[Figure data in JSON]
***
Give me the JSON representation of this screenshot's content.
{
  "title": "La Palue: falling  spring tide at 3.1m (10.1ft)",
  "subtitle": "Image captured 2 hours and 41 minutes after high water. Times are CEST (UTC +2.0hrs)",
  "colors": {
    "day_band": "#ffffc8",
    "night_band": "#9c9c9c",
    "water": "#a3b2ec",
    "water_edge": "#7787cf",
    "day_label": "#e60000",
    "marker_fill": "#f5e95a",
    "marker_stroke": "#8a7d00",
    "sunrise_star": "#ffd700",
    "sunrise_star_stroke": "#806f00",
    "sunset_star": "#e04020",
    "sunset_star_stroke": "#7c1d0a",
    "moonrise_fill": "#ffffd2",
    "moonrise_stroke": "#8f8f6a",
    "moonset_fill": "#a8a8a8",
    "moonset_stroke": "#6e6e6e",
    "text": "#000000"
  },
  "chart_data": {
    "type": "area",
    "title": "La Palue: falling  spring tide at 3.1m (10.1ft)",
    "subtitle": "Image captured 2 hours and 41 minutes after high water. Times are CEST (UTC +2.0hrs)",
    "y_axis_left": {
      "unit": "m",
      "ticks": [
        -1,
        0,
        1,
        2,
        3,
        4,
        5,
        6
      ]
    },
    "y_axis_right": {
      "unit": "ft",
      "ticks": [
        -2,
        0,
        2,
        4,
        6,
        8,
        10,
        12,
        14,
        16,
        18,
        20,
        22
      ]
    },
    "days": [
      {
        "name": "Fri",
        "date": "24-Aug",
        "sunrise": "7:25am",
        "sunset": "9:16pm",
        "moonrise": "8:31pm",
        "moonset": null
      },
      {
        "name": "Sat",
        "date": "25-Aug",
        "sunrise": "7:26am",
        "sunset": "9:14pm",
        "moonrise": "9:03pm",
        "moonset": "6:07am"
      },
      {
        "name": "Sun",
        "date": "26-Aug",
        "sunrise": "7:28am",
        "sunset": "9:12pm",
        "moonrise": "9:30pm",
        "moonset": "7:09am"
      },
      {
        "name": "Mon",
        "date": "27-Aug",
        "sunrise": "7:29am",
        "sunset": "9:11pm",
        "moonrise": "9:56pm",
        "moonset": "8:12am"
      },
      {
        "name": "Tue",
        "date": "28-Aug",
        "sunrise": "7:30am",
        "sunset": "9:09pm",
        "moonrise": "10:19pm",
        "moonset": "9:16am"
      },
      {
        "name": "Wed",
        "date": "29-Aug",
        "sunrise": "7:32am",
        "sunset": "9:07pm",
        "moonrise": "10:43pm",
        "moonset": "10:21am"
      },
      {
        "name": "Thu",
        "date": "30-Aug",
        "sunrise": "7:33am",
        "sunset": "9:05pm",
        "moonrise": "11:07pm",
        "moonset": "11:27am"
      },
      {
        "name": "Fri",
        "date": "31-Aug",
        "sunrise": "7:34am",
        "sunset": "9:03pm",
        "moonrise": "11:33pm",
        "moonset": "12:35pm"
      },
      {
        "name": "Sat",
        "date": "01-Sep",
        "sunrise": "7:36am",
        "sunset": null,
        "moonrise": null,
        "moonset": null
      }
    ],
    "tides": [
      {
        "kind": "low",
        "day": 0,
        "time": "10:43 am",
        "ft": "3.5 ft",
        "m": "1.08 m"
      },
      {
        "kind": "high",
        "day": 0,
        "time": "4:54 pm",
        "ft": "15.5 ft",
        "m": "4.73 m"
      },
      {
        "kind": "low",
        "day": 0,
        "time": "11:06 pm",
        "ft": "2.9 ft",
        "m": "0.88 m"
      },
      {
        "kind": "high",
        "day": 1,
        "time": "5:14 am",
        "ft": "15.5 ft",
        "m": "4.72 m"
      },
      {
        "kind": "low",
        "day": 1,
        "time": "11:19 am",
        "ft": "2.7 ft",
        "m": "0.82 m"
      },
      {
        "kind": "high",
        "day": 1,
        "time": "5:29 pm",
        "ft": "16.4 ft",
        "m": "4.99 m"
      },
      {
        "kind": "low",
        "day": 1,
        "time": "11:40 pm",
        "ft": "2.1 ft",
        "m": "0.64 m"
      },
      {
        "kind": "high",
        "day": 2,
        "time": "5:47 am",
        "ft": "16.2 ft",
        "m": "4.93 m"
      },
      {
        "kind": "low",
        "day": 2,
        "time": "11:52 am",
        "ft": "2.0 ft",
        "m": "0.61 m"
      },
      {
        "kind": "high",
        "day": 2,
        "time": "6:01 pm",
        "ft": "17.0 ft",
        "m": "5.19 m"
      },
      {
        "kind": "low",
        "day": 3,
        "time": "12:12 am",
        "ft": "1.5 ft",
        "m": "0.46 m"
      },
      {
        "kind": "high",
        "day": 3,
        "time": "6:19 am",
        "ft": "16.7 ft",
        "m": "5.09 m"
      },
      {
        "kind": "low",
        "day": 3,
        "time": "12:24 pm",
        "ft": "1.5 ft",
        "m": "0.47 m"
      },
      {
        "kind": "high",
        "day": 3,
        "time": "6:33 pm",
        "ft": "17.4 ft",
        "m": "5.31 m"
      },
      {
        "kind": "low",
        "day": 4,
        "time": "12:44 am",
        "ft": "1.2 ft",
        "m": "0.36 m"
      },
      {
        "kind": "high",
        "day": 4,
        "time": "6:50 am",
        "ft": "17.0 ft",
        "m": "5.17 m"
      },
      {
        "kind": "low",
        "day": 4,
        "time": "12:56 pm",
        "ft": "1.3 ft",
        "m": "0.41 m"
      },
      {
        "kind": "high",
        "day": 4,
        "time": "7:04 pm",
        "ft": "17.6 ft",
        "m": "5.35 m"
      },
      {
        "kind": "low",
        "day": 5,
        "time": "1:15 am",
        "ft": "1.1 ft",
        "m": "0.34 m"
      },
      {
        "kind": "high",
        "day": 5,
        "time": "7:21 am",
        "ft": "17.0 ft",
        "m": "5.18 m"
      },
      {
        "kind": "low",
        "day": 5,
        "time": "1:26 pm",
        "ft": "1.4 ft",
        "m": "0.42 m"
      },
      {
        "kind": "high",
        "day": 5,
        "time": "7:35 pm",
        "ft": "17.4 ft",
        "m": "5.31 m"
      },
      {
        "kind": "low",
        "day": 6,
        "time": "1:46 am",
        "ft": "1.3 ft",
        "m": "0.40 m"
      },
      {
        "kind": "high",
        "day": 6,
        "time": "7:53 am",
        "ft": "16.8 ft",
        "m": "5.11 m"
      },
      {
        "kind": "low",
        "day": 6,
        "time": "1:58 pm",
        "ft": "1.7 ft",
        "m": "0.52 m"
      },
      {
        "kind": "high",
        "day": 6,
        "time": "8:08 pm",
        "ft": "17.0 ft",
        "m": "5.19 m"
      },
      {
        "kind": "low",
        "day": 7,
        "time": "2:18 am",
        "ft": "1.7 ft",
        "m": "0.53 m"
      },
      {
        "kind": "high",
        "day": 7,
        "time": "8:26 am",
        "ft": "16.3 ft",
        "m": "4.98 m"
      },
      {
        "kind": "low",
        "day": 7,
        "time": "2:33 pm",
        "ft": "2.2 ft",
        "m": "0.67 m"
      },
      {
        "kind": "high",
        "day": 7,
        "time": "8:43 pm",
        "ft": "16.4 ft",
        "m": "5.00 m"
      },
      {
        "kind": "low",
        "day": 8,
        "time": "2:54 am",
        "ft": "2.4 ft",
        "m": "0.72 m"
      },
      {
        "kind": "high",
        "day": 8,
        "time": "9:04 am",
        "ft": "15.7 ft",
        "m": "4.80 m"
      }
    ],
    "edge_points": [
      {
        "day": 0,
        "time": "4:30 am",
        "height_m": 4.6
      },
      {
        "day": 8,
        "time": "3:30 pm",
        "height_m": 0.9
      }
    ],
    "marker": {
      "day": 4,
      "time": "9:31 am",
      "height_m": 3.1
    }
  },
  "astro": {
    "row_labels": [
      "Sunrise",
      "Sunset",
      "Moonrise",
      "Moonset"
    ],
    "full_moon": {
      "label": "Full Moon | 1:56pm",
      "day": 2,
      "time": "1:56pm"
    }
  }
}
***
:: PROMPT ::
Where a line in the entries holds "name", copy that line.

:: CORRECT ANSWER ::
        "name": "Fri",
        "name": "Sat",
        "name": "Sun",
        "name": "Mon",
        "name": "Tue",
        "name": "Wed",
        "name": "Thu",
        "name": "Fri",
        "name": "Sat",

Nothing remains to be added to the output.